Find how many lines of the listing include the string "text", and report only that figure.

——————

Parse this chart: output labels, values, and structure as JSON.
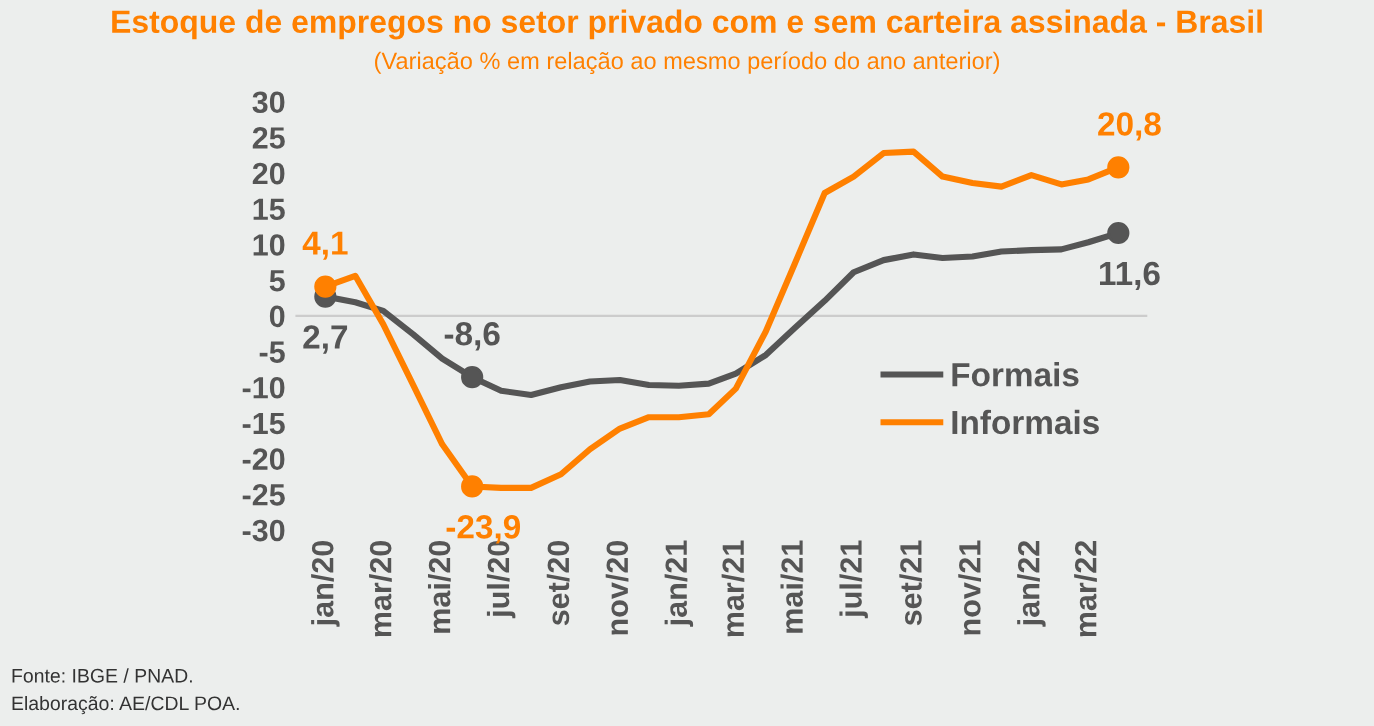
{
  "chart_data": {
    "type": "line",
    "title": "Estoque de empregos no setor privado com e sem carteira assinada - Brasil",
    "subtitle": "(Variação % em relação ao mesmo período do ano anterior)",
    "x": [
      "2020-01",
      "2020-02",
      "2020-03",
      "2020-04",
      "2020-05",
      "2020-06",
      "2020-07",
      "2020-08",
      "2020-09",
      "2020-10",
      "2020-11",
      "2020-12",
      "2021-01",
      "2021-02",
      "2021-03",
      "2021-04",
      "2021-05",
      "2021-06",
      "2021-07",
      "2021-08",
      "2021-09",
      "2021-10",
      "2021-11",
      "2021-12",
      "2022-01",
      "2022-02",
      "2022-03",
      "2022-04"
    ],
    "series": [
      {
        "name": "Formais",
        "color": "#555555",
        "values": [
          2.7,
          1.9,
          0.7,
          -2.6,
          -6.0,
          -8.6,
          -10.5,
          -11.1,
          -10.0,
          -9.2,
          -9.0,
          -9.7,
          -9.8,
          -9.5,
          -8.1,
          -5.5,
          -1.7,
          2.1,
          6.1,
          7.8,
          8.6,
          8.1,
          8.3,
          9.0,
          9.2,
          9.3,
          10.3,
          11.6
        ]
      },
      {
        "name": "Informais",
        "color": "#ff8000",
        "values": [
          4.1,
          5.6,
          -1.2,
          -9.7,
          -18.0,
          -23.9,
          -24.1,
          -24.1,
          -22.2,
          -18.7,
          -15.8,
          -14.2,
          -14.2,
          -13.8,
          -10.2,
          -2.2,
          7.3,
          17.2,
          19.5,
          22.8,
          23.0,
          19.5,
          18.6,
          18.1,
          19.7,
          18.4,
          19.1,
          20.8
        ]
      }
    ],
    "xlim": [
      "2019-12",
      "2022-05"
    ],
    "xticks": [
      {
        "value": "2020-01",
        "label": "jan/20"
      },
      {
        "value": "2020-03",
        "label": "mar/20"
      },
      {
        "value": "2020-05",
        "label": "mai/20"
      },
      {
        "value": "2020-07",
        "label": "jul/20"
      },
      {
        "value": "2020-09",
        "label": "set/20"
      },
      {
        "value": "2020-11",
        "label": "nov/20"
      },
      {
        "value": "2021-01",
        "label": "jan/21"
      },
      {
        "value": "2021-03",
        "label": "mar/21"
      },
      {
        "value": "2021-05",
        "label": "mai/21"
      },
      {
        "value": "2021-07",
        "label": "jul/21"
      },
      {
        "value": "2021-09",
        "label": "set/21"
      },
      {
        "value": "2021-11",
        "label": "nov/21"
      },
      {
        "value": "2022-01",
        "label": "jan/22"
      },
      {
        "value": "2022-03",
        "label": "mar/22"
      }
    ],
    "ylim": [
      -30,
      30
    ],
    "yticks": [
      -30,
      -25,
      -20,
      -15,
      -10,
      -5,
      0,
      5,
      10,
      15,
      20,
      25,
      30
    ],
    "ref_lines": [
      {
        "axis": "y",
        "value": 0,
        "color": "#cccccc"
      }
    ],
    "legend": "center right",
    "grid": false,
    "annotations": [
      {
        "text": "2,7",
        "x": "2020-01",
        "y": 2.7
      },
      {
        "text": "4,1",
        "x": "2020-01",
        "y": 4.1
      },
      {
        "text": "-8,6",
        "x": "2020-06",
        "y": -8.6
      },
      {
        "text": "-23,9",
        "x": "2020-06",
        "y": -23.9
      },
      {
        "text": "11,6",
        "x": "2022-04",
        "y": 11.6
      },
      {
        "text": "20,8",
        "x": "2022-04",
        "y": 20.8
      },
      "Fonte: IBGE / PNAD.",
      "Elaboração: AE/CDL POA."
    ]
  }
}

——————

**Worked answer**
6